(GOAL OF THE EXERCISE):
Output only the lines from the line holding "Output a JSON" through the close of the records, exactly as they appear, with all pictures omitted.
** START AVAILABLE DATA **
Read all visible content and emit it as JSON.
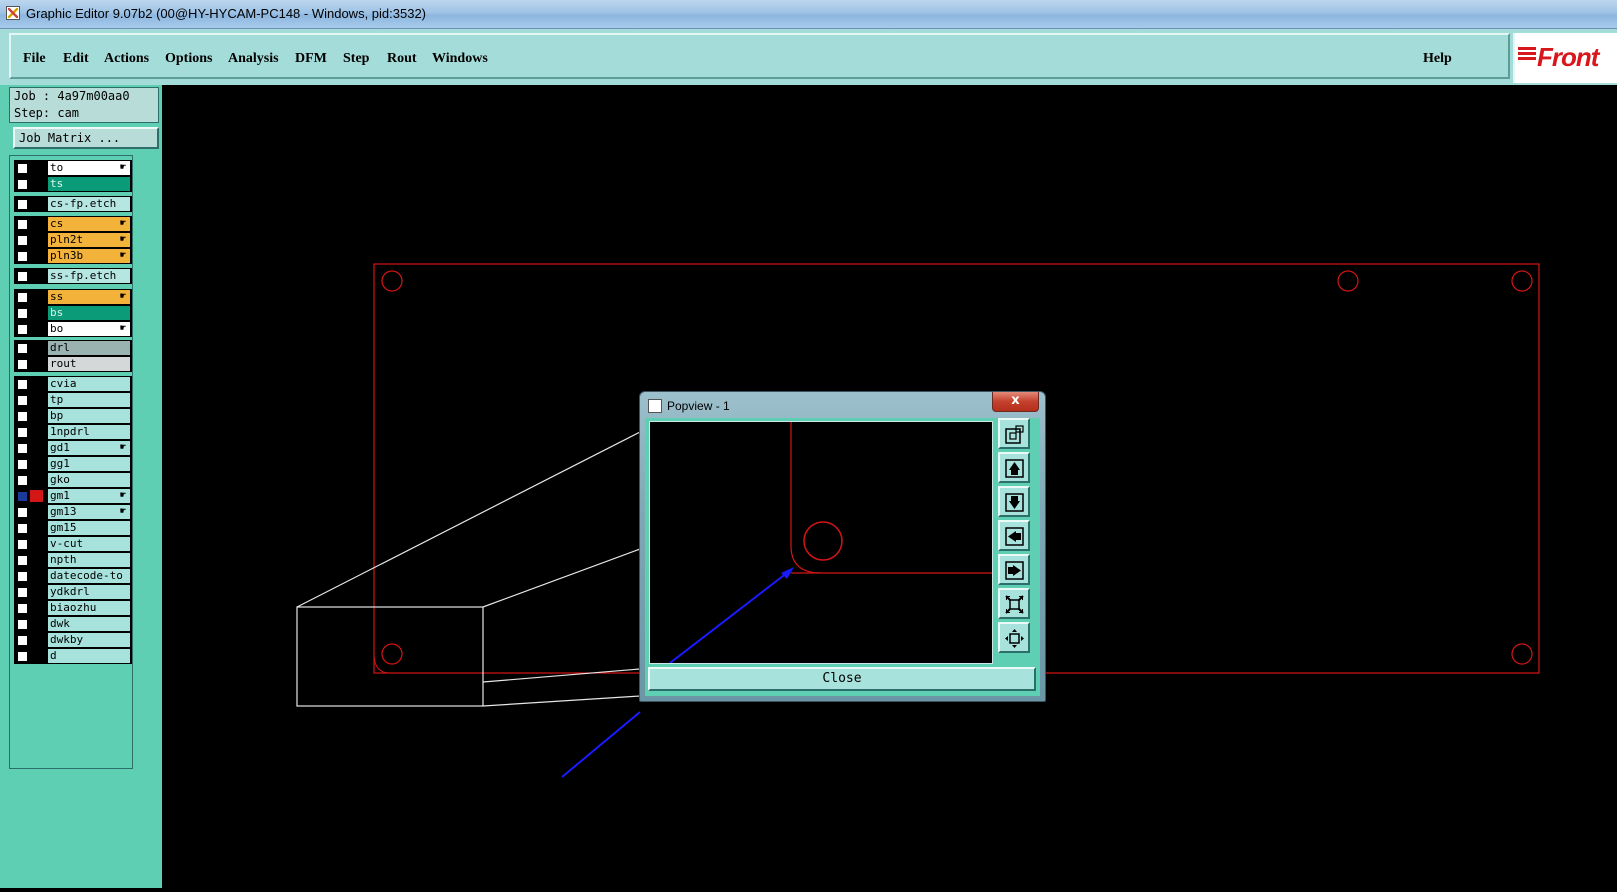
{
  "window": {
    "title": "Graphic Editor 9.07b2 (00@HY-HYCAM-PC148 - Windows, pid:3532)"
  },
  "menu": {
    "file": "File",
    "edit": "Edit",
    "actions": "Actions",
    "options": "Options",
    "analysis": "Analysis",
    "dfm": "DFM",
    "step": "Step",
    "rout": "Rout",
    "windows": "Windows",
    "help": "Help"
  },
  "logo": {
    "text": "Front"
  },
  "job": {
    "job_line": "Job : 4a97m00aa0",
    "step_line": "Step: cam",
    "matrix_button": "Job Matrix ..."
  },
  "layers": [
    {
      "name": "to",
      "color": "#ffffff",
      "mark": "hand-icon"
    },
    {
      "name": "ts",
      "color": "#0c9b78"
    },
    {
      "name": "cs-fp.etch",
      "color": "#b6e6e2"
    },
    {
      "name": "cs",
      "color": "#f3b23a",
      "mark": "hand-icon"
    },
    {
      "name": "pln2t",
      "color": "#f3b23a",
      "mark": "hand-icon"
    },
    {
      "name": "pln3b",
      "color": "#f3b23a",
      "mark": "hand-icon"
    },
    {
      "name": "ss-fp.etch",
      "color": "#b6e6e2"
    },
    {
      "name": "ss",
      "color": "#f3b23a",
      "mark": "hand-icon"
    },
    {
      "name": "bs",
      "color": "#0c9b78"
    },
    {
      "name": "bo",
      "color": "#ffffff",
      "mark": "hand-icon"
    },
    {
      "name": "drl",
      "color": "#9ab2b0"
    },
    {
      "name": "rout",
      "color": "#d4d8d8"
    },
    {
      "name": "cvia",
      "color": "#a8e2dc"
    },
    {
      "name": "tp",
      "color": "#a8e2dc"
    },
    {
      "name": "bp",
      "color": "#a8e2dc"
    },
    {
      "name": "1npdrl",
      "color": "#a8e2dc"
    },
    {
      "name": "gd1",
      "color": "#a8e2dc",
      "mark": "hand-icon"
    },
    {
      "name": "gg1",
      "color": "#a8e2dc"
    },
    {
      "name": "gko",
      "color": "#a8e2dc"
    },
    {
      "name": "gm1",
      "color": "#a8e2dc",
      "mark": "hand-icon",
      "active": true,
      "swatch": "#d31616"
    },
    {
      "name": "gm13",
      "color": "#a8e2dc",
      "mark": "hand-icon"
    },
    {
      "name": "gm15",
      "color": "#a8e2dc"
    },
    {
      "name": "v-cut",
      "color": "#a8e2dc"
    },
    {
      "name": "npth",
      "color": "#a8e2dc"
    },
    {
      "name": "datecode-to",
      "color": "#a8e2dc"
    },
    {
      "name": "ydkdrl",
      "color": "#a8e2dc"
    },
    {
      "name": "biaozhu",
      "color": "#a8e2dc"
    },
    {
      "name": "dwk",
      "color": "#a8e2dc"
    },
    {
      "name": "dwkby",
      "color": "#a8e2dc"
    },
    {
      "name": "d",
      "color": "#a8e2dc"
    }
  ],
  "popview": {
    "title": "Popview - 1",
    "close_x": "x",
    "close_button": "Close",
    "tools": [
      "zoom-home-icon",
      "pan-up-icon",
      "pan-down-icon",
      "pan-left-icon",
      "pan-right-icon",
      "zoom-in-icon",
      "zoom-out-icon"
    ]
  },
  "colors": {
    "board_outline": "#d41515",
    "menu_bg": "#a3dcd8",
    "panel_bg": "#5ecfb3",
    "pointer_line": "#1a1aff",
    "logo": "#d8171c"
  }
}
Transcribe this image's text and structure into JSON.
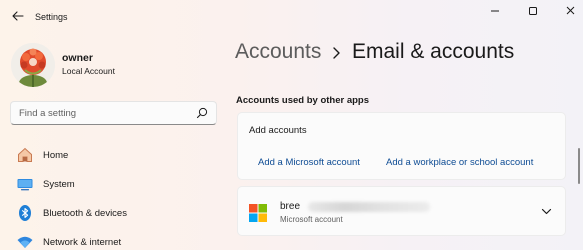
{
  "titlebar": {
    "app_title": "Settings"
  },
  "user": {
    "name": "owner",
    "account_type": "Local Account"
  },
  "search": {
    "placeholder": "Find a setting"
  },
  "sidebar": {
    "items": [
      {
        "label": "Home",
        "icon": "home-icon"
      },
      {
        "label": "System",
        "icon": "monitor-icon"
      },
      {
        "label": "Bluetooth & devices",
        "icon": "bluetooth-icon"
      },
      {
        "label": "Network & internet",
        "icon": "wifi-icon"
      }
    ]
  },
  "breadcrumb": {
    "parent": "Accounts",
    "current": "Email & accounts"
  },
  "section": {
    "header": "Accounts used by other apps"
  },
  "add_accounts": {
    "title": "Add accounts",
    "microsoft_link": "Add a Microsoft account",
    "work_link": "Add a workplace or school account"
  },
  "account": {
    "name": "bree",
    "type": "Microsoft account"
  },
  "colors": {
    "accent": "#0e4c94",
    "ms_red": "#f35325",
    "ms_green": "#81bc06",
    "ms_blue": "#05a6f0",
    "ms_yellow": "#ffba08"
  }
}
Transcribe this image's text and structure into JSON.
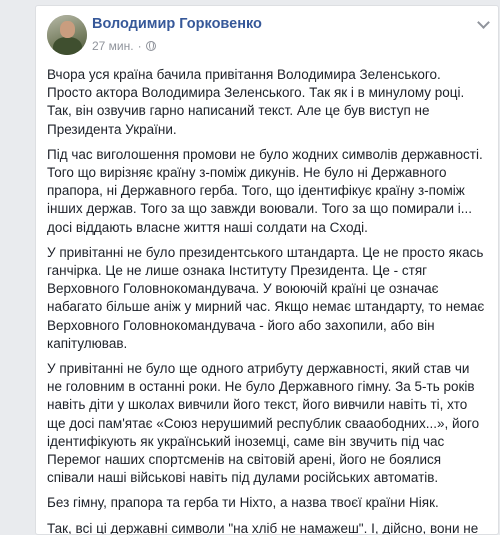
{
  "post": {
    "author": "Володимир Горковенко",
    "time": "27 мин.",
    "separator": "·",
    "privacy_icon": "globe-icon",
    "menu_icon": "chevron-down-icon",
    "paragraphs": [
      "Вчора уся країна бачила привітання Володимира Зеленського. Просто актора Володимира Зеленського. Так як і в минулому році. Так, він озвучив гарно написаний текст. Але це був виступ не Президента України.",
      "Під час виголошення промови не було жодних символів державності. Того що вирізняє країну з-поміж дикунів. Не було ні Державного прапора, ні Державного герба. Того, що ідентифікує країну з-поміж інших держав. Того за що завжди воювали. Того за що помирали і... досі віддають власне життя наші солдати на Сході.",
      "У привітанні не було президентського штандарта. Це не просто якась ганчірка. Це не лише ознака Інституту Президента. Це - стяг Верховного Головнокомандувача. У воюючій країні це означає набагато більше аніж у мирний час. Якщо немає штандарту, то немає Верховного Головнокомандувача - його або захопили, або він капітулював.",
      "У привітанні не було ще одного атрибуту державності, який став чи не головним в останні роки. Не було Державного гімну. За 5-ть років навіть діти у школах вивчили його текст, його вивчили навіть ті, хто ще досі пам'ятає «Союз нерушимий республик свааободних...», його ідентифікують як український іноземці, саме він звучить під час Перемог наших спортсменів на світовій арені, його не боялися співали наші військові навіть під дулами російських автоматів.",
      "Без гімну, прапора та герба ти Ніхто, а назва твоєї країни Ніяк.",
      "Так, всі ці державні символи \"на хліб не намажеш\". І, дійсно, вони не потрібні, якщо твоя країна - колонія."
    ]
  },
  "colors": {
    "page_bg": "#e9ebee",
    "card_bg": "#ffffff",
    "author_link": "#365899",
    "meta_text": "#90949c",
    "body_text": "#1d2129"
  }
}
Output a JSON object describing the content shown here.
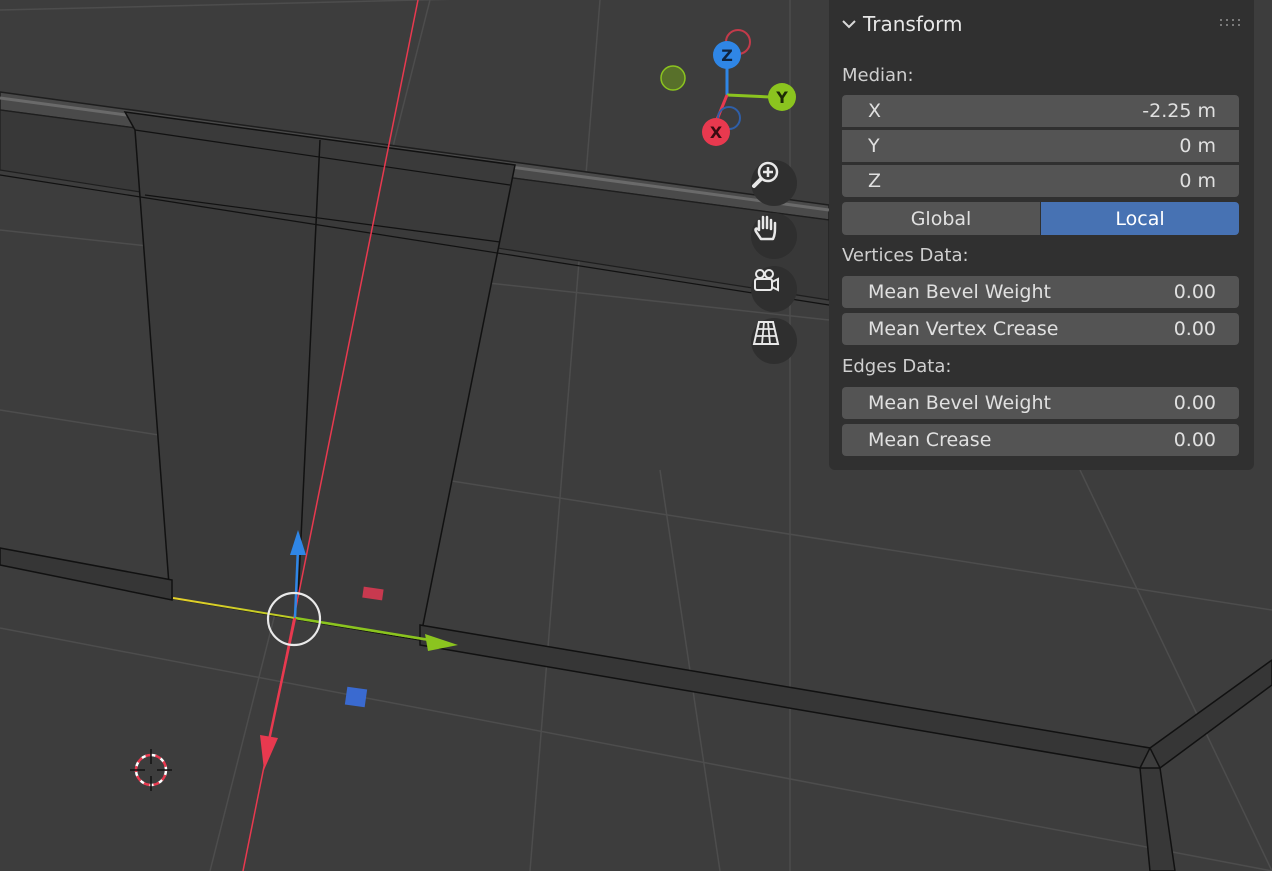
{
  "viewport": {
    "gizmo": {
      "x_label": "X",
      "y_label": "Y",
      "z_label": "Z"
    },
    "nav_buttons": [
      "zoom-icon",
      "pan-hand-icon",
      "camera-icon",
      "perspective-grid-icon"
    ],
    "colors": {
      "background": "#3d3d3d",
      "x_axis": "#e8394f",
      "y_axis": "#8bc41f",
      "z_axis": "#2f86e6",
      "selection_edge": "#e6d12a",
      "active_button": "#4772b3"
    }
  },
  "panel": {
    "title": "Transform",
    "median_label": "Median:",
    "median": [
      {
        "label": "X",
        "value": "-2.25 m"
      },
      {
        "label": "Y",
        "value": "0 m"
      },
      {
        "label": "Z",
        "value": "0 m"
      }
    ],
    "space_toggle": {
      "global": "Global",
      "local": "Local",
      "active": "Local"
    },
    "vertices_label": "Vertices Data:",
    "vertices": [
      {
        "label": "Mean Bevel Weight",
        "value": "0.00"
      },
      {
        "label": "Mean Vertex Crease",
        "value": "0.00"
      }
    ],
    "edges_label": "Edges Data:",
    "edges": [
      {
        "label": "Mean Bevel Weight",
        "value": "0.00"
      },
      {
        "label": "Mean Crease",
        "value": "0.00"
      }
    ]
  }
}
** END AVAILABLE DATA **
(SOLUTION):
Output a JSON object describing the content shown here.
{
  "viewport": {
    "gizmo": {
      "x_label": "X",
      "y_label": "Y",
      "z_label": "Z"
    },
    "nav_buttons": [
      "zoom-icon",
      "pan-hand-icon",
      "camera-icon",
      "perspective-grid-icon"
    ],
    "colors": {
      "background": "#3d3d3d",
      "x_axis": "#e8394f",
      "y_axis": "#8bc41f",
      "z_axis": "#2f86e6",
      "selection_edge": "#e6d12a",
      "active_button": "#4772b3"
    }
  },
  "panel": {
    "title": "Transform",
    "median_label": "Median:",
    "median": [
      {
        "label": "X",
        "value": "-2.25 m"
      },
      {
        "label": "Y",
        "value": "0 m"
      },
      {
        "label": "Z",
        "value": "0 m"
      }
    ],
    "space_toggle": {
      "global": "Global",
      "local": "Local",
      "active": "Local"
    },
    "vertices_label": "Vertices Data:",
    "vertices": [
      {
        "label": "Mean Bevel Weight",
        "value": "0.00"
      },
      {
        "label": "Mean Vertex Crease",
        "value": "0.00"
      }
    ],
    "edges_label": "Edges Data:",
    "edges": [
      {
        "label": "Mean Bevel Weight",
        "value": "0.00"
      },
      {
        "label": "Mean Crease",
        "value": "0.00"
      }
    ]
  }
}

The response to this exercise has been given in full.